■ **YOUR GOAL**:
Search the records that follow and extract every line containing the string "proliferation".

■ **LISTING**:
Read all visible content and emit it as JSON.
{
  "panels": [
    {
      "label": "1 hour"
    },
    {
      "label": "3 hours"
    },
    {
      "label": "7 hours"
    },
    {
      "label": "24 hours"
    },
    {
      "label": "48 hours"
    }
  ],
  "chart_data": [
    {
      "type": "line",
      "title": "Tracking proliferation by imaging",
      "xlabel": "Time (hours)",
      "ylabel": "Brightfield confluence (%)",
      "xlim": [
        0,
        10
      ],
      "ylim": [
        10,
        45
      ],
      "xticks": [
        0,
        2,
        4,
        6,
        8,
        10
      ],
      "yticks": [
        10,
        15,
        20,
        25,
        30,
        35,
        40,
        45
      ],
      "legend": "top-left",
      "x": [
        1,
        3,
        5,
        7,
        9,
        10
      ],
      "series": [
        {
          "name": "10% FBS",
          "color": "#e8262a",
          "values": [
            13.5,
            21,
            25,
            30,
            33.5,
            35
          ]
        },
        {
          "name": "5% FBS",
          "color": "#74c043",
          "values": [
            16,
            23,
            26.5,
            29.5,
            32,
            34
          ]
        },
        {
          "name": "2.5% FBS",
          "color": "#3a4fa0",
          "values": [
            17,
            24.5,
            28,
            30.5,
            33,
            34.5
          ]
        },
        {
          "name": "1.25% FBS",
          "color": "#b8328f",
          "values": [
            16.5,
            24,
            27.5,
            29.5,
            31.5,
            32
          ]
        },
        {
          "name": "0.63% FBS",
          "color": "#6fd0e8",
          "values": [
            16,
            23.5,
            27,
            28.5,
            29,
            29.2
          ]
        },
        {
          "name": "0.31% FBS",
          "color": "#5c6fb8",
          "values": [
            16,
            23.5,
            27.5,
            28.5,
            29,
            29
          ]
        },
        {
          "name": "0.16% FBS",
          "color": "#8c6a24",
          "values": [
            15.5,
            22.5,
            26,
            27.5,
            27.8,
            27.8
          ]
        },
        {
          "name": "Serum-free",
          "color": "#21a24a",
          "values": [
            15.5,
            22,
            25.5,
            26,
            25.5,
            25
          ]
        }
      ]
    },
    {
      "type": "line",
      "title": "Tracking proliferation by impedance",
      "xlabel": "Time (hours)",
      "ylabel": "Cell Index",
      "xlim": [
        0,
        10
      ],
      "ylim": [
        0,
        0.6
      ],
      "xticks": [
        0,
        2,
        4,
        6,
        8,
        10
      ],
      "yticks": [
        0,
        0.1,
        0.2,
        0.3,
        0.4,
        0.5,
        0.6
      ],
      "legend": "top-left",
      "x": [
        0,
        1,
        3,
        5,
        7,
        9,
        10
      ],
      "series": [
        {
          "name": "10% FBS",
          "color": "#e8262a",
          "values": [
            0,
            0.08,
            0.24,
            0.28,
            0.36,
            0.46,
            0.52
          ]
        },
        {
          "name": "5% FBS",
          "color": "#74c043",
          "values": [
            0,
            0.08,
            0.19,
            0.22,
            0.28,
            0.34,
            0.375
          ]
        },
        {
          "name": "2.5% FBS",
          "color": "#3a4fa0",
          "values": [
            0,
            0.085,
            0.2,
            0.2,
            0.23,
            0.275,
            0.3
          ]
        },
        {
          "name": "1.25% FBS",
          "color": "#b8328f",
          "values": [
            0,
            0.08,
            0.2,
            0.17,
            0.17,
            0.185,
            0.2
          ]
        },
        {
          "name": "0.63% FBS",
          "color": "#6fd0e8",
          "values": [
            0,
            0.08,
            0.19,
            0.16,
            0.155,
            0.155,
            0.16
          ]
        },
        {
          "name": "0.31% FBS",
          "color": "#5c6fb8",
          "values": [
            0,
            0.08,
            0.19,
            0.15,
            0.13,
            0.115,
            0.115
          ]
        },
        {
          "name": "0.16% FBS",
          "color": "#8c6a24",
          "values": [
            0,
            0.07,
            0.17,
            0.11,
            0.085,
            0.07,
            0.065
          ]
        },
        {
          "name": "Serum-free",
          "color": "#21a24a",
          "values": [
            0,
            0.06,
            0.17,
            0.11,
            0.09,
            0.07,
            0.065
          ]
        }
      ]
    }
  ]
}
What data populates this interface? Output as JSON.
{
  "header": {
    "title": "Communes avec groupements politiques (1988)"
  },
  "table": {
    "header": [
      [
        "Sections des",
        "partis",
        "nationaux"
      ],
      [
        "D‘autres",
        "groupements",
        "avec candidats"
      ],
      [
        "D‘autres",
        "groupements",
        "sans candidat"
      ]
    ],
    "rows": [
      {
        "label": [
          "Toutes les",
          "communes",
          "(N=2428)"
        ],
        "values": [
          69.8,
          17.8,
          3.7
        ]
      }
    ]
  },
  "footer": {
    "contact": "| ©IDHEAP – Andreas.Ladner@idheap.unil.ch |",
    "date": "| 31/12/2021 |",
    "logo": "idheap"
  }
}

■ **PROBLEM SOLUTION**:
      "title": "Tracking proliferation by imaging",
      "title": "Tracking proliferation by impedance",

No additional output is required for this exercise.